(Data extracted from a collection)
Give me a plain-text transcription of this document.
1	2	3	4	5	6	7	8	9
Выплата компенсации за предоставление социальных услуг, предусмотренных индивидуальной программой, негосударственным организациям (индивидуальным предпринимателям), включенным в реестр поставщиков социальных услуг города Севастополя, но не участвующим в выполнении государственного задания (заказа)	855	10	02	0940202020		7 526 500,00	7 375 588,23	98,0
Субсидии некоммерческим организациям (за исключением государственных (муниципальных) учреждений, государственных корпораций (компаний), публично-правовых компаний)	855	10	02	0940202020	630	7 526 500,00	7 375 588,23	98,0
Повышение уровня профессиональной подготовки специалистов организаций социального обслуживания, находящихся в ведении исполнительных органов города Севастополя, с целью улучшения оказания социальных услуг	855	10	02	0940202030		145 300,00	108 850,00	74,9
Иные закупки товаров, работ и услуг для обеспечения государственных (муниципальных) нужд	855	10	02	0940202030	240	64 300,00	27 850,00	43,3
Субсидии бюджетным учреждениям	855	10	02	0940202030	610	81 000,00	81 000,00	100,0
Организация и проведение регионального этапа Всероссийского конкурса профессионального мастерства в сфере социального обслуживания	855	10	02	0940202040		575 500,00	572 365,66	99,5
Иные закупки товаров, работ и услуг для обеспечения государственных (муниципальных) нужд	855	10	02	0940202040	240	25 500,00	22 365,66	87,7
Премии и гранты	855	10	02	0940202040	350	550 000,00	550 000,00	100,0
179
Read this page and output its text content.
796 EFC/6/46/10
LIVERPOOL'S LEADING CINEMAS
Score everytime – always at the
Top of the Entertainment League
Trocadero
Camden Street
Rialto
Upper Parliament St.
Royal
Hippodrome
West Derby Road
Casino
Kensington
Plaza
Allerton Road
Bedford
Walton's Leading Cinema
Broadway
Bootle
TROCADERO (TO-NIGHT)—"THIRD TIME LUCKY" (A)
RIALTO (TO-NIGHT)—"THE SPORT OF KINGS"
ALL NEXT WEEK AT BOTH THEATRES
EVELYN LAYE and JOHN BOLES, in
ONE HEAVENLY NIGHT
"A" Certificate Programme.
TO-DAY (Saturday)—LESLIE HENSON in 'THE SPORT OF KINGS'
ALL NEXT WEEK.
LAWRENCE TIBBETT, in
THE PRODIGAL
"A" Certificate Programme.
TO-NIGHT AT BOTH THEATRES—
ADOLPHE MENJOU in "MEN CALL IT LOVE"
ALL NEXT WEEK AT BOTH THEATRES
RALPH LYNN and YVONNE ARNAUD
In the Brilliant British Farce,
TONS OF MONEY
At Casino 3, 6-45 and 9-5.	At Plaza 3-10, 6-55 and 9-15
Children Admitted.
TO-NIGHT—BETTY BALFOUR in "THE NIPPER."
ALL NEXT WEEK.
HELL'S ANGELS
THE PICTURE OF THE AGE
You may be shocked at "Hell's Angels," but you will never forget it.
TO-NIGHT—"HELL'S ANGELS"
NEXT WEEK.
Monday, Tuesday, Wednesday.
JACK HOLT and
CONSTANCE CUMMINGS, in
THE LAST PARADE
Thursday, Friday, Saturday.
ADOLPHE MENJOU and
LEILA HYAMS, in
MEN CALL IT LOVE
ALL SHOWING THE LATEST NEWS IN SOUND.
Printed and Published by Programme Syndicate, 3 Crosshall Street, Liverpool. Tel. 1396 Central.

Requirement :: Using the listing above, retype each line exactly.

Worked solution ::
Give me a plain-text transcription of this document.
1	2	3	4	5	6	7	8	9
Выплата компенсации за предоставление социальных услуг, предусмотренных индивидуальной программой, негосударственным организациям (индивидуальным предпринимателям), включенным в реестр поставщиков социальных услуг города Севастополя, но не участвующим в выполнении государственного задания (заказа)	855	10	02	0940202020		7 526 500,00	7 375 588,23	98,0
Субсидии некоммерческим организациям (за исключением государственных (муниципальных) учреждений, государственных корпораций (компаний), публично-правовых компаний)	855	10	02	0940202020	630	7 526 500,00	7 375 588,23	98,0
Повышение уровня профессиональной подготовки специалистов организаций социального обслуживания, находящихся в ведении исполнительных органов города Севастополя, с целью улучшения оказания социальных услуг	855	10	02	0940202030		145 300,00	108 850,00	74,9
Иные закупки товаров, работ и услуг для обеспечения государственных (муниципальных) нужд	855	10	02	0940202030	240	64 300,00	27 850,00	43,3
Субсидии бюджетным учреждениям	855	10	02	0940202030	610	81 000,00	81 000,00	100,0
Организация и проведение регионального этапа Всероссийского конкурса профессионального мастерства в сфере социального обслуживания	855	10	02	0940202040		575 500,00	572 365,66	99,5
Иные закупки товаров, работ и услуг для обеспечения государственных (муниципальных) нужд	855	10	02	0940202040	240	25 500,00	22 365,66	87,7
Премии и гранты	855	10	02	0940202040	350	550 000,00	550 000,00	100,0
179
Read this page and output its text content.
796 EFC/6/46/10
LIVERPOOL'S LEADING CINEMAS
Score everytime – always at the
Top of the Entertainment League
Trocadero
Camden Street
Rialto
Upper Parliament St.
Royal
Hippodrome
West Derby Road
Casino
Kensington
Plaza
Allerton Road
Bedford
Walton's Leading Cinema
Broadway
Bootle
TROCADERO (TO-NIGHT)—"THIRD TIME LUCKY" (A)
RIALTO (TO-NIGHT)—"THE SPORT OF KINGS"
ALL NEXT WEEK AT BOTH THEATRES
EVELYN LAYE and JOHN BOLES, in
ONE HEAVENLY NIGHT
"A" Certificate Programme.
TO-DAY (Saturday)—LESLIE HENSON in 'THE SPORT OF KINGS'
ALL NEXT WEEK.
LAWRENCE TIBBETT, in
THE PRODIGAL
"A" Certificate Programme.
TO-NIGHT AT BOTH THEATRES—
ADOLPHE MENJOU in "MEN CALL IT LOVE"
ALL NEXT WEEK AT BOTH THEATRES
RALPH LYNN and YVONNE ARNAUD
In the Brilliant British Farce,
TONS OF MONEY
At Casino 3, 6-45 and 9-5.	At Plaza 3-10, 6-55 and 9-15
Children Admitted.
TO-NIGHT—BETTY BALFOUR in "THE NIPPER."
ALL NEXT WEEK.
HELL'S ANGELS
THE PICTURE OF THE AGE
You may be shocked at "Hell's Angels," but you will never forget it.
TO-NIGHT—"HELL'S ANGELS"
NEXT WEEK.
Monday, Tuesday, Wednesday.
JACK HOLT and
CONSTANCE CUMMINGS, in
THE LAST PARADE
Thursday, Friday, Saturday.
ADOLPHE MENJOU and
LEILA HYAMS, in
MEN CALL IT LOVE
ALL SHOWING THE LATEST NEWS IN SOUND.
Printed and Published by Programme Syndicate, 3 Crosshall Street, Liverpool. Tel. 1396 Central.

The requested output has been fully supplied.